Data shown —
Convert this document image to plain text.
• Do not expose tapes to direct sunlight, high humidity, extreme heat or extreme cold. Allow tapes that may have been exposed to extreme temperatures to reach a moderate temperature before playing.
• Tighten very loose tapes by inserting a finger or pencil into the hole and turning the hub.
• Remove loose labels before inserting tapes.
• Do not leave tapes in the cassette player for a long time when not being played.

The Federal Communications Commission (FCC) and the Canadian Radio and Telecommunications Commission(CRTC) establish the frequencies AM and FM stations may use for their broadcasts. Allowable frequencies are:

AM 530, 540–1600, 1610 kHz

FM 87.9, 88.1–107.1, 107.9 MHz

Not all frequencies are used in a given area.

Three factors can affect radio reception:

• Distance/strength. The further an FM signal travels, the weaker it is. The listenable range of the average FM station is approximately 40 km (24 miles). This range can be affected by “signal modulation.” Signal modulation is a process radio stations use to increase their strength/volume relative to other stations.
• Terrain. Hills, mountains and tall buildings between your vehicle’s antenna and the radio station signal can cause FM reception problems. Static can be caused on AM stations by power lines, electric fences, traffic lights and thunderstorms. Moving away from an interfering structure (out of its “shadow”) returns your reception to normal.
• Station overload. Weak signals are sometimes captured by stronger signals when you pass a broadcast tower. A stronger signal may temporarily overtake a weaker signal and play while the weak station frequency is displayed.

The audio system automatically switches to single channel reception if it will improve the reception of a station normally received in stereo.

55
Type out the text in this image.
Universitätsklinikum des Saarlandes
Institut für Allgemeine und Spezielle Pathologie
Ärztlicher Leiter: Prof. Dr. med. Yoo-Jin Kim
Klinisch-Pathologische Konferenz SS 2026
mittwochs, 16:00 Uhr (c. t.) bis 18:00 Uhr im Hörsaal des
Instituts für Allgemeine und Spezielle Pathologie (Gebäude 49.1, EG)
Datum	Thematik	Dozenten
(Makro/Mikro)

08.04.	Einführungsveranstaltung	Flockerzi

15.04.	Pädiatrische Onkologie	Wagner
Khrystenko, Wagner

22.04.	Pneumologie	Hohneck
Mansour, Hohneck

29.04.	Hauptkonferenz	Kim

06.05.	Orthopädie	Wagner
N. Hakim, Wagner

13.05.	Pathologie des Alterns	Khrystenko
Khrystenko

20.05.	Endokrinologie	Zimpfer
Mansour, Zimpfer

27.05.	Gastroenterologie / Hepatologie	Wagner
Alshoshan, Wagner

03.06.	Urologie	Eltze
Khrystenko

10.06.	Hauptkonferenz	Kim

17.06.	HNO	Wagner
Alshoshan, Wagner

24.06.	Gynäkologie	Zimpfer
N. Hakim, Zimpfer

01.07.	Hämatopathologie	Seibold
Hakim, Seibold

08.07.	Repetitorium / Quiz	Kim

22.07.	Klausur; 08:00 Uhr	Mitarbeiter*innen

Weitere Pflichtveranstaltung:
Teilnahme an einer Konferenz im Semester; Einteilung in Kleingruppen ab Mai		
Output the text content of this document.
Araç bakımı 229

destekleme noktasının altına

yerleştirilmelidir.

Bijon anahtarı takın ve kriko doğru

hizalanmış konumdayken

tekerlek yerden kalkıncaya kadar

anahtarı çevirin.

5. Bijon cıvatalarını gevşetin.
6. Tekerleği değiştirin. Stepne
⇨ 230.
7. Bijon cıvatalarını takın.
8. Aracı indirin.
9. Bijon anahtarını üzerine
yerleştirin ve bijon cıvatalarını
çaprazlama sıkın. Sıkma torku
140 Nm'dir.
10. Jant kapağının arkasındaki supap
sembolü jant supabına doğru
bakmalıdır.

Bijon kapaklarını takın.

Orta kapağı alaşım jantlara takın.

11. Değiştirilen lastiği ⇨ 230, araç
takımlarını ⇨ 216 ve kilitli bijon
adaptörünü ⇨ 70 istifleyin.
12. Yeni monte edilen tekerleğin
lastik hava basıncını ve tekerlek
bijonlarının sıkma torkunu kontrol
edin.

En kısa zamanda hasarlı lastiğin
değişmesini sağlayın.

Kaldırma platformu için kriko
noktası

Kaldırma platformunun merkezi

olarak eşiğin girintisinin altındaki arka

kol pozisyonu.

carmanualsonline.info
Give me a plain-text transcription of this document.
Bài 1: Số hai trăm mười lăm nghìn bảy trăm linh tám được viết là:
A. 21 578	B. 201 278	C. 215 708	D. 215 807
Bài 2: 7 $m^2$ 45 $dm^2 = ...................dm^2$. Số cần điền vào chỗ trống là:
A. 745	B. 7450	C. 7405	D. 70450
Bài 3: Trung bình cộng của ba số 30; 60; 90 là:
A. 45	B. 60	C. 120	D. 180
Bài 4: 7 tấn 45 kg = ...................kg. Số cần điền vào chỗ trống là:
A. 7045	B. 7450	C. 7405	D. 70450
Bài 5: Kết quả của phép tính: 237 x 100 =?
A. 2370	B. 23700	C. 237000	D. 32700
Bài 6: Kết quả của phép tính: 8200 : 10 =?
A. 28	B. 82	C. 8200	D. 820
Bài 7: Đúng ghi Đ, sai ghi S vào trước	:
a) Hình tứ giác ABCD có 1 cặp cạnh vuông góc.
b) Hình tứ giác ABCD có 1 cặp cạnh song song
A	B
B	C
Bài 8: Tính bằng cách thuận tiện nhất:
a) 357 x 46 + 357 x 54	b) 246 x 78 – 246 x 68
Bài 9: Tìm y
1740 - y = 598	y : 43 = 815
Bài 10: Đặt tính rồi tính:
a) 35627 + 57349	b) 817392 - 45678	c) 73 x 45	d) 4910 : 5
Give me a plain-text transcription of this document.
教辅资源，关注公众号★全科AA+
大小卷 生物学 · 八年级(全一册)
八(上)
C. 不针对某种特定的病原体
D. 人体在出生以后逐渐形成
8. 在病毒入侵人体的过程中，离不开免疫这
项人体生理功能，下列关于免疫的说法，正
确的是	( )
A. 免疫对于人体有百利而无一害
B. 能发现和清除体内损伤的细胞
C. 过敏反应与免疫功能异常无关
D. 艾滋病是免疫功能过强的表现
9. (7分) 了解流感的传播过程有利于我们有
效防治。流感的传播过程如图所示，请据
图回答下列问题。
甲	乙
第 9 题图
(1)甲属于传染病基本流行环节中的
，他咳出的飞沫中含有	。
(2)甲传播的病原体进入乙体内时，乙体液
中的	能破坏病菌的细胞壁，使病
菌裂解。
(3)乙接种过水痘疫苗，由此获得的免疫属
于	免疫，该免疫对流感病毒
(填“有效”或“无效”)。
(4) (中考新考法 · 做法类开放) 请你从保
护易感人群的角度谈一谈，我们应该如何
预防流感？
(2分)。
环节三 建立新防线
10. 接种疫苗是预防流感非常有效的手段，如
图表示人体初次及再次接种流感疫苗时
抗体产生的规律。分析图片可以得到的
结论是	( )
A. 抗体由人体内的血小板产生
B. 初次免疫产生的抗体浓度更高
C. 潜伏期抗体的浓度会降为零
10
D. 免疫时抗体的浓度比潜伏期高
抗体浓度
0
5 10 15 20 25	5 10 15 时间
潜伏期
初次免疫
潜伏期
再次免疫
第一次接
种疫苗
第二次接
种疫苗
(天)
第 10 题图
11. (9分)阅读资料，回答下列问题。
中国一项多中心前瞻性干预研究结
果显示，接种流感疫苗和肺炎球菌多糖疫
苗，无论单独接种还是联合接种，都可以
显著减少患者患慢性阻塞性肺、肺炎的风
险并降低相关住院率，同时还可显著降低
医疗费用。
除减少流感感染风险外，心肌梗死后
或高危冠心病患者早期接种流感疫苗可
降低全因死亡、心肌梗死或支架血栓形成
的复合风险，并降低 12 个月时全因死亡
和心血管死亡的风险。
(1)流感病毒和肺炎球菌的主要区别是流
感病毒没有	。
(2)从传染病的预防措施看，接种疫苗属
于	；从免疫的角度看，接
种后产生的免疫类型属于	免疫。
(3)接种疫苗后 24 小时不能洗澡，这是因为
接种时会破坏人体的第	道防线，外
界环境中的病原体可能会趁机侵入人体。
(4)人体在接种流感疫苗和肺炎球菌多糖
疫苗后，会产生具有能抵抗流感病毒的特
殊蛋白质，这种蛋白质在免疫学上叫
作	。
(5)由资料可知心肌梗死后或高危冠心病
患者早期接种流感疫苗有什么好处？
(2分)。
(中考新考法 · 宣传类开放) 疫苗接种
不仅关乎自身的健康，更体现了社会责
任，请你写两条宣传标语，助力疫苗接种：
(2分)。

Written task —
Search the preceding listing for the word "before" and pull out every line that holds it.

Written solution —
• Do not expose tapes to direct sunlight, high humidity, extreme heat or extreme cold. Allow tapes that may have been exposed to extreme temperatures to reach a moderate temperature before playing.
• Remove loose labels before inserting tapes.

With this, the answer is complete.